__Exercise details__.
Output every entry exactly as written, but omit the pictures.

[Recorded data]
▶

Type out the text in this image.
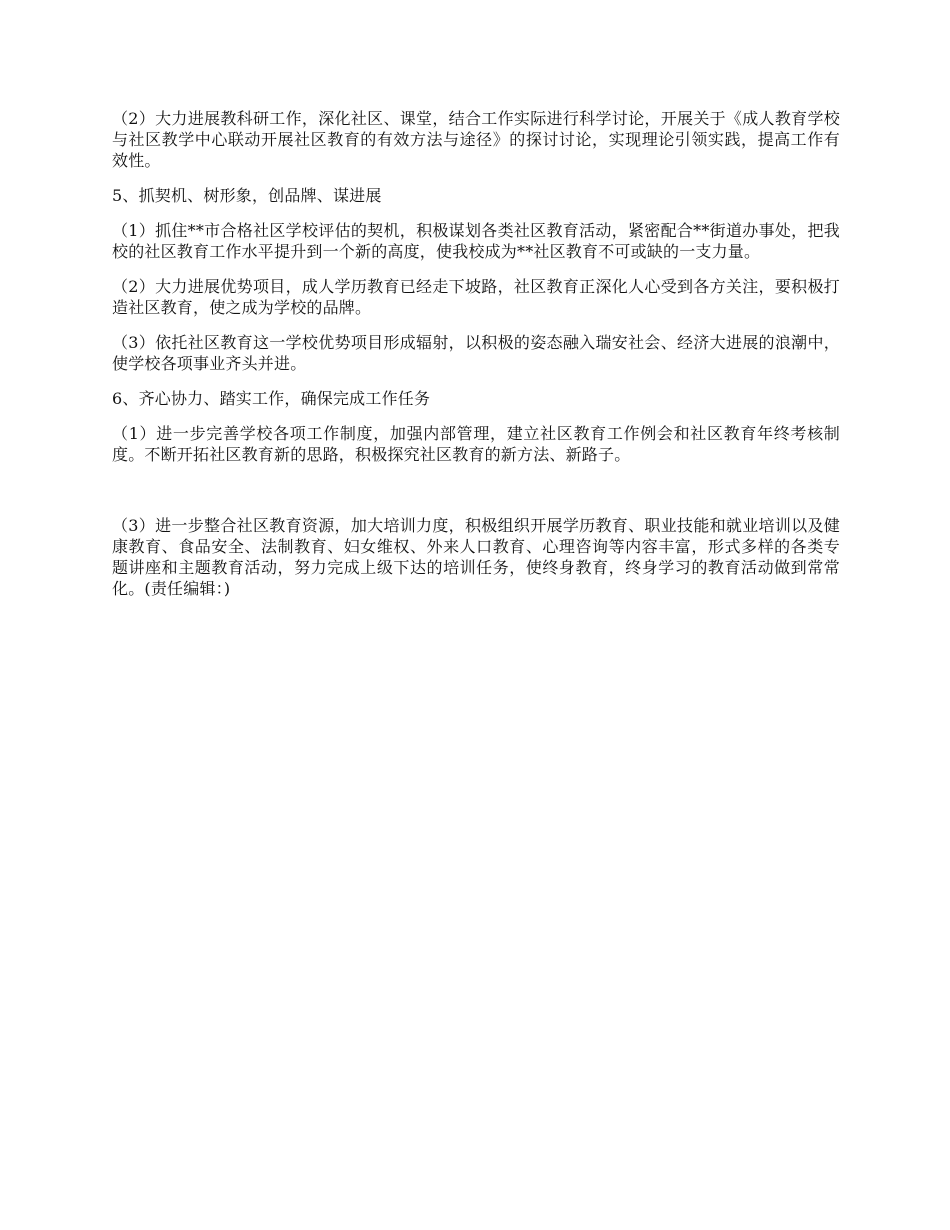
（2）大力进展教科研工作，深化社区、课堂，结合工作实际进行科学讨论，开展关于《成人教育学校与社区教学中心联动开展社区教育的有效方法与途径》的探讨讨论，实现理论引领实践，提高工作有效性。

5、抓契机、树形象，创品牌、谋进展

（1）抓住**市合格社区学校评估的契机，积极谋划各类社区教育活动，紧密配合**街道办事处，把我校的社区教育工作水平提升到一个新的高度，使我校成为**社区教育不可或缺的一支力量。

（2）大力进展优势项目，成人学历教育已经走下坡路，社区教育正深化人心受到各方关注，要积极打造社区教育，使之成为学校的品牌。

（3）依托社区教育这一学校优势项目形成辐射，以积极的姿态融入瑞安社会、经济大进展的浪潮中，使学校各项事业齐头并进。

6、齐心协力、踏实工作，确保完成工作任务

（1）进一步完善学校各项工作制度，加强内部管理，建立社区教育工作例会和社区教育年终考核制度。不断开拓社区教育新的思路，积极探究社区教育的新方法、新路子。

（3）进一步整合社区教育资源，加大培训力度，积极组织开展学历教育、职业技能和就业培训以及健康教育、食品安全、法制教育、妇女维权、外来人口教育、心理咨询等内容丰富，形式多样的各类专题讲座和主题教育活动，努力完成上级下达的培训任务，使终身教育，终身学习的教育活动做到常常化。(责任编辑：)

◀

__Task response__.
Type out the text in this image.
（2）大力进展教科研工作，深化社区、课堂，结合工作实际进行科学讨论，开展关于《成人教育学校与社区教学中心联动开展社区教育的有效方法与途径》的探讨讨论，实现理论引领实践，提高工作有效性。

5、抓契机、树形象，创品牌、谋进展

（1）抓住**市合格社区学校评估的契机，积极谋划各类社区教育活动，紧密配合**街道办事处，把我校的社区教育工作水平提升到一个新的高度，使我校成为**社区教育不可或缺的一支力量。

（2）大力进展优势项目，成人学历教育已经走下坡路，社区教育正深化人心受到各方关注，要积极打造社区教育，使之成为学校的品牌。

（3）依托社区教育这一学校优势项目形成辐射，以积极的姿态融入瑞安社会、经济大进展的浪潮中，使学校各项事业齐头并进。

6、齐心协力、踏实工作，确保完成工作任务

（1）进一步完善学校各项工作制度，加强内部管理，建立社区教育工作例会和社区教育年终考核制度。不断开拓社区教育新的思路，积极探究社区教育的新方法、新路子。

（3）进一步整合社区教育资源，加大培训力度，积极组织开展学历教育、职业技能和就业培训以及健康教育、食品安全、法制教育、妇女维权、外来人口教育、心理咨询等内容丰富，形式多样的各类专题讲座和主题教育活动，努力完成上级下达的培训任务，使终身教育，终身学习的教育活动做到常常化。(责任编辑：)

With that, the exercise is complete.